## [GIVEN INSTRUCTION]
Set the listing down unchanged, minus every embedded image.

## [EXERCISE MATERIALS]

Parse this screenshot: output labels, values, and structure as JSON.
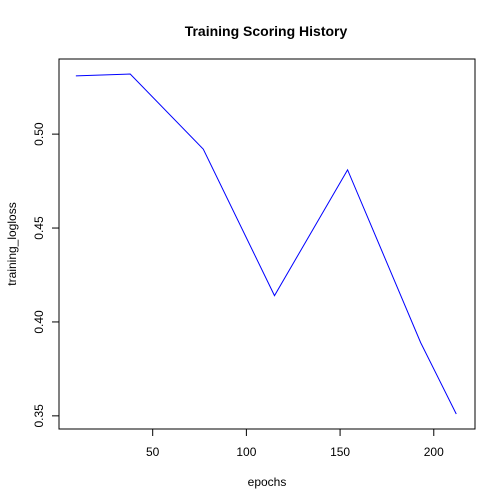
{
  "chart_data": {
    "type": "line",
    "title": "Training Scoring History",
    "xlabel": "epochs",
    "ylabel": "training_logloss",
    "x": [
      9,
      38,
      77,
      115,
      154,
      193,
      212
    ],
    "series": [
      {
        "values": [
          0.531,
          0.532,
          0.492,
          0.414,
          0.481,
          0.389,
          0.351
        ],
        "color": "#0000ff"
      }
    ],
    "xlim": [
      0,
      222
    ],
    "ylim": [
      0.343,
      0.54
    ],
    "xticks": [
      50,
      100,
      150,
      200
    ],
    "yticks": [
      0.35,
      0.4,
      0.45,
      0.5
    ],
    "xtick_labels": [
      "50",
      "100",
      "150",
      "200"
    ],
    "ytick_labels": [
      "0.35",
      "0.40",
      "0.45",
      "0.50"
    ],
    "grid": false,
    "legend": "none"
  }
}
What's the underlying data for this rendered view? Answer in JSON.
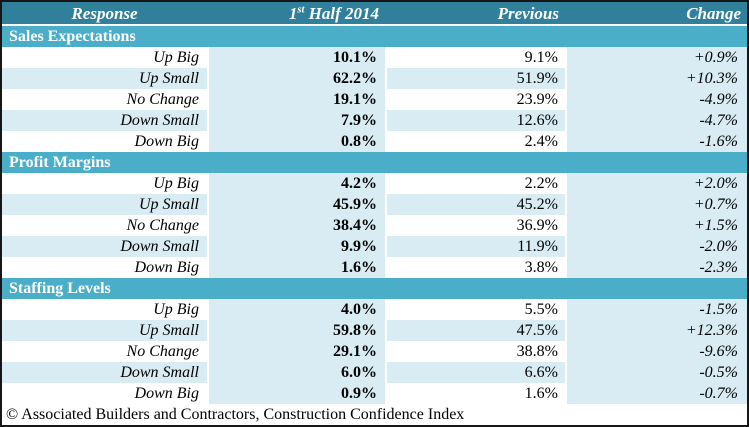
{
  "title": "Construction Confidence Index table",
  "colors": {
    "header-bg": "#31809B",
    "section-bg": "#4BAEC8",
    "cell-bg": "#D9ECF4",
    "border": "#161616",
    "text": "#000000",
    "header-text": "#FFFFFF"
  },
  "header": {
    "response": "Response",
    "half_num": "1",
    "half_sup": "st",
    "half_rest": " Half 2014",
    "previous": "Previous",
    "change": "Change"
  },
  "chart_data": {
    "type": "table",
    "columns": [
      "Response",
      "1st Half 2014",
      "Previous",
      "Change"
    ],
    "sections": [
      {
        "name": "Sales Expectations",
        "rows": [
          [
            "Up Big",
            "10.1%",
            "9.1%",
            "+0.9%"
          ],
          [
            "Up Small",
            "62.2%",
            "51.9%",
            "+10.3%"
          ],
          [
            "No Change",
            "19.1%",
            "23.9%",
            "-4.9%"
          ],
          [
            "Down Small",
            "7.9%",
            "12.6%",
            "-4.7%"
          ],
          [
            "Down Big",
            "0.8%",
            "2.4%",
            "-1.6%"
          ]
        ]
      },
      {
        "name": "Profit Margins",
        "rows": [
          [
            "Up Big",
            "4.2%",
            "2.2%",
            "+2.0%"
          ],
          [
            "Up Small",
            "45.9%",
            "45.2%",
            "+0.7%"
          ],
          [
            "No Change",
            "38.4%",
            "36.9%",
            "+1.5%"
          ],
          [
            "Down Small",
            "9.9%",
            "11.9%",
            "-2.0%"
          ],
          [
            "Down Big",
            "1.6%",
            "3.8%",
            "-2.3%"
          ]
        ]
      },
      {
        "name": "Staffing Levels",
        "rows": [
          [
            "Up Big",
            "4.0%",
            "5.5%",
            "-1.5%"
          ],
          [
            "Up Small",
            "59.8%",
            "47.5%",
            "+12.3%"
          ],
          [
            "No Change",
            "29.1%",
            "38.8%",
            "-9.6%"
          ],
          [
            "Down Small",
            "6.0%",
            "6.6%",
            "-0.5%"
          ],
          [
            "Down Big",
            "0.9%",
            "1.6%",
            "-0.7%"
          ]
        ]
      }
    ]
  },
  "footer": "© Associated Builders and Contractors, Construction Confidence Index"
}
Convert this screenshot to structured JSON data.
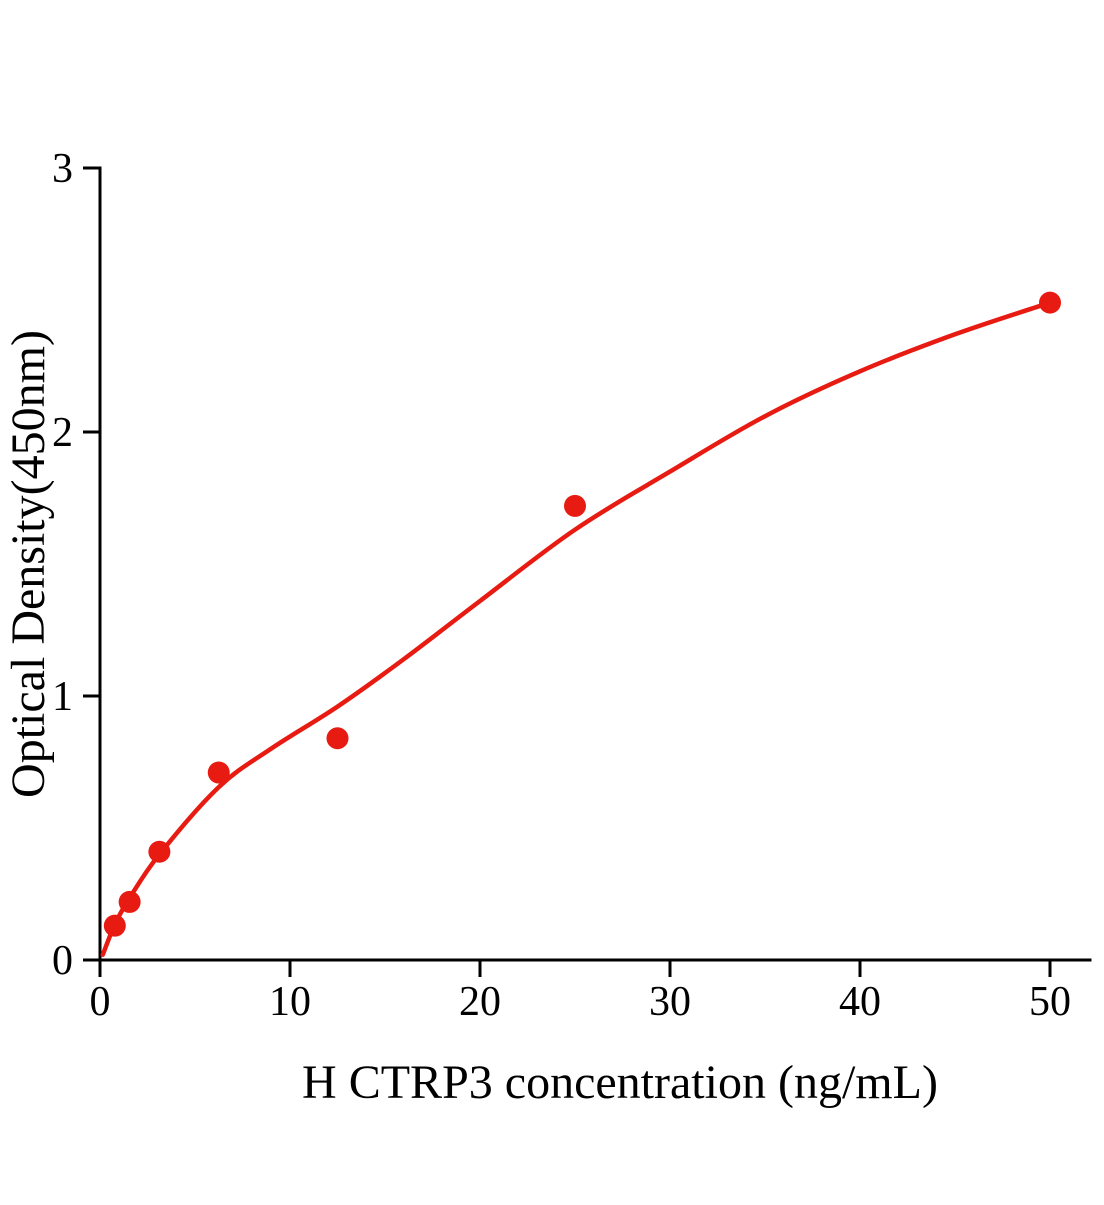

## [EXERCISE SOLUTION]
Parse this screenshot: output labels, values, and structure as JSON.
{
  "chart_data": {
    "type": "line",
    "title": "Training Scoring History",
    "xlabel": "epochs",
    "ylabel": "training_logloss",
    "x": [
      9,
      38,
      77,
      115,
      154,
      193,
      212
    ],
    "series": [
      {
        "values": [
          0.531,
          0.532,
          0.492,
          0.414,
          0.481,
          0.389,
          0.351
        ],
        "color": "#0000ff"
      }
    ],
    "xlim": [
      0,
      222
    ],
    "ylim": [
      0.343,
      0.54
    ],
    "xticks": [
      50,
      100,
      150,
      200
    ],
    "yticks": [
      0.35,
      0.4,
      0.45,
      0.5
    ],
    "xtick_labels": [
      "50",
      "100",
      "150",
      "200"
    ],
    "ytick_labels": [
      "0.35",
      "0.40",
      "0.45",
      "0.50"
    ],
    "grid": false,
    "legend": "none"
  }
}
What's the underlying data for this rendered view? Answer in JSON.
{
  "title": "Construction Confidence Index table",
  "colors": {
    "header-bg": "#31809B",
    "section-bg": "#4BAEC8",
    "cell-bg": "#D9ECF4",
    "border": "#161616",
    "text": "#000000",
    "header-text": "#FFFFFF"
  },
  "header": {
    "response": "Response",
    "half_num": "1",
    "half_sup": "st",
    "half_rest": " Half 2014",
    "previous": "Previous",
    "change": "Change"
  },
  "chart_data": {
    "type": "table",
    "columns": [
      "Response",
      "1st Half 2014",
      "Previous",
      "Change"
    ],
    "sections": [
      {
        "name": "Sales Expectations",
        "rows": [
          [
            "Up Big",
            "10.1%",
            "9.1%",
            "+0.9%"
          ],
          [
            "Up Small",
            "62.2%",
            "51.9%",
            "+10.3%"
          ],
          [
            "No Change",
            "19.1%",
            "23.9%",
            "-4.9%"
          ],
          [
            "Down Small",
            "7.9%",
            "12.6%",
            "-4.7%"
          ],
          [
            "Down Big",
            "0.8%",
            "2.4%",
            "-1.6%"
          ]
        ]
      },
      {
        "name": "Profit Margins",
        "rows": [
          [
            "Up Big",
            "4.2%",
            "2.2%",
            "+2.0%"
          ],
          [
            "Up Small",
            "45.9%",
            "45.2%",
            "+0.7%"
          ],
          [
            "No Change",
            "38.4%",
            "36.9%",
            "+1.5%"
          ],
          [
            "Down Small",
            "9.9%",
            "11.9%",
            "-2.0%"
          ],
          [
            "Down Big",
            "1.6%",
            "3.8%",
            "-2.3%"
          ]
        ]
      },
      {
        "name": "Staffing Levels",
        "rows": [
          [
            "Up Big",
            "4.0%",
            "5.5%",
            "-1.5%"
          ],
          [
            "Up Small",
            "59.8%",
            "47.5%",
            "+12.3%"
          ],
          [
            "No Change",
            "29.1%",
            "38.8%",
            "-9.6%"
          ],
          [
            "Down Small",
            "6.0%",
            "6.6%",
            "-0.5%"
          ],
          [
            "Down Big",
            "0.9%",
            "1.6%",
            "-0.7%"
          ]
        ]
      }
    ]
  },
  "footer": "© Associated Builders and Contractors, Construction Confidence Index"
}
Convert this screenshot to structured JSON data.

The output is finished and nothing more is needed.